* EXERCISE AIM: Emit the data below verbatim, stripping out any pictures.

— Start —

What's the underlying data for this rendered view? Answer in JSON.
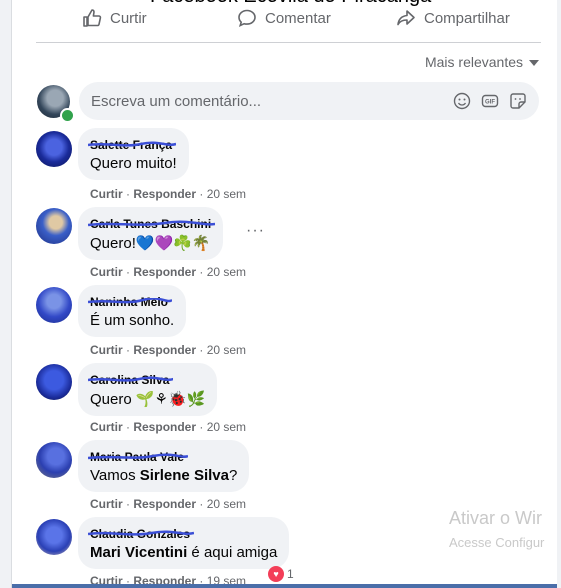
{
  "page_title": "Facebook Ecovila do Piracanga",
  "actions": {
    "like": "Curtir",
    "comment": "Comentar",
    "share": "Compartilhar"
  },
  "sort_label": "Mais relevantes",
  "composer": {
    "placeholder": "Escreva um comentário..."
  },
  "comments": [
    {
      "name": "Salette França",
      "text": "Quero muito!",
      "like": "Curtir",
      "reply": "Responder",
      "time": "20 sem"
    },
    {
      "name": "Carla Tunes Baschini",
      "text": "Quero!💙💜☘️🌴",
      "like": "Curtir",
      "reply": "Responder",
      "time": "20 sem"
    },
    {
      "name": "Naninha Melo",
      "text": "É um sonho.",
      "like": "Curtir",
      "reply": "Responder",
      "time": "20 sem"
    },
    {
      "name": "Carolina Silva",
      "text": "Quero 🌱⚘🐞🌿",
      "like": "Curtir",
      "reply": "Responder",
      "time": "20 sem"
    },
    {
      "name": "Maria Paula Vale",
      "text_prefix": "Vamos ",
      "mention": "Sirlene Silva",
      "text_suffix": "?",
      "like": "Curtir",
      "reply": "Responder",
      "time": "20 sem"
    },
    {
      "name": "Claudia Gonzales",
      "mention": "Mari Vicentini",
      "text_suffix": " é aqui amiga",
      "like": "Curtir",
      "reply": "Responder",
      "time": "19 sem",
      "reactions": "1"
    }
  ],
  "watermark": {
    "line1": "Ativar o Wir",
    "line2": "Acesse Configur"
  },
  "colors": {
    "bubble": "#f0f2f5",
    "secondary_text": "#65676b",
    "scribble": "#3b4fd6",
    "online": "#31a24c",
    "love": "#f33e58"
  }
}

— End —

* RESULT FOR THIS EXERCISE:
What's the underlying data for this rendered view? Answer in JSON.
{
  "page_title": "Facebook Ecovila do Piracanga",
  "actions": {
    "like": "Curtir",
    "comment": "Comentar",
    "share": "Compartilhar"
  },
  "sort_label": "Mais relevantes",
  "composer": {
    "placeholder": "Escreva um comentário..."
  },
  "comments": [
    {
      "name": "Salette França",
      "text": "Quero muito!",
      "like": "Curtir",
      "reply": "Responder",
      "time": "20 sem"
    },
    {
      "name": "Carla Tunes Baschini",
      "text": "Quero!💙💜☘️🌴",
      "like": "Curtir",
      "reply": "Responder",
      "time": "20 sem"
    },
    {
      "name": "Naninha Melo",
      "text": "É um sonho.",
      "like": "Curtir",
      "reply": "Responder",
      "time": "20 sem"
    },
    {
      "name": "Carolina Silva",
      "text": "Quero 🌱⚘🐞🌿",
      "like": "Curtir",
      "reply": "Responder",
      "time": "20 sem"
    },
    {
      "name": "Maria Paula Vale",
      "text_prefix": "Vamos ",
      "mention": "Sirlene Silva",
      "text_suffix": "?",
      "like": "Curtir",
      "reply": "Responder",
      "time": "20 sem"
    },
    {
      "name": "Claudia Gonzales",
      "mention": "Mari Vicentini",
      "text_suffix": " é aqui amiga",
      "like": "Curtir",
      "reply": "Responder",
      "time": "19 sem",
      "reactions": "1"
    }
  ],
  "watermark": {
    "line1": "Ativar o Wir",
    "line2": "Acesse Configur"
  },
  "colors": {
    "bubble": "#f0f2f5",
    "secondary_text": "#65676b",
    "scribble": "#3b4fd6",
    "online": "#31a24c",
    "love": "#f33e58"
  }
}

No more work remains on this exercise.